Data records
——————————
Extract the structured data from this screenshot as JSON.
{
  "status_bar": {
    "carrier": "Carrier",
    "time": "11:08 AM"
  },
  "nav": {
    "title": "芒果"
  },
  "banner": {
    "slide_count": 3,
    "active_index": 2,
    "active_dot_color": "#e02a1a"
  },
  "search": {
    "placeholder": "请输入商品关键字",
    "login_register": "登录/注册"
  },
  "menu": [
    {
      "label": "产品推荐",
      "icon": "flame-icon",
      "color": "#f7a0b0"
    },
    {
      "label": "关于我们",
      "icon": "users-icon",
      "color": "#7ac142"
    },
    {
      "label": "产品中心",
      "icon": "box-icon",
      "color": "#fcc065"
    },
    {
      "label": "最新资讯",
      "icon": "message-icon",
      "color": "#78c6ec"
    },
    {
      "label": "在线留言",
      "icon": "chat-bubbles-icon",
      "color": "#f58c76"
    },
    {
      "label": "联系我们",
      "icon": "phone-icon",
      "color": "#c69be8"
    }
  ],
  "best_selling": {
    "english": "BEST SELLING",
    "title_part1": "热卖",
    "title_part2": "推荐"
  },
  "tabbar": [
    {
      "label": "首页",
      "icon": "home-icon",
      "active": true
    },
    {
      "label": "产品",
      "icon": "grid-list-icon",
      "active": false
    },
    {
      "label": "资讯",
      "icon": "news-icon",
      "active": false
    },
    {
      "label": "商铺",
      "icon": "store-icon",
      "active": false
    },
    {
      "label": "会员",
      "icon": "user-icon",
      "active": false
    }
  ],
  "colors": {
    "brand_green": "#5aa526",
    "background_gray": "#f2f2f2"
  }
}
——————————
• [Written problem]:
Show the lines of the records that include the string "icon".

• [Expected answer]:
      "icon": "flame-icon",
      "icon": "users-icon",
      "icon": "box-icon",
      "icon": "message-icon",
      "icon": "chat-bubbles-icon",
      "icon": "phone-icon",
      "icon": "home-icon",
      "icon": "grid-list-icon",
      "icon": "news-icon",
      "icon": "store-icon",
      "icon": "user-icon",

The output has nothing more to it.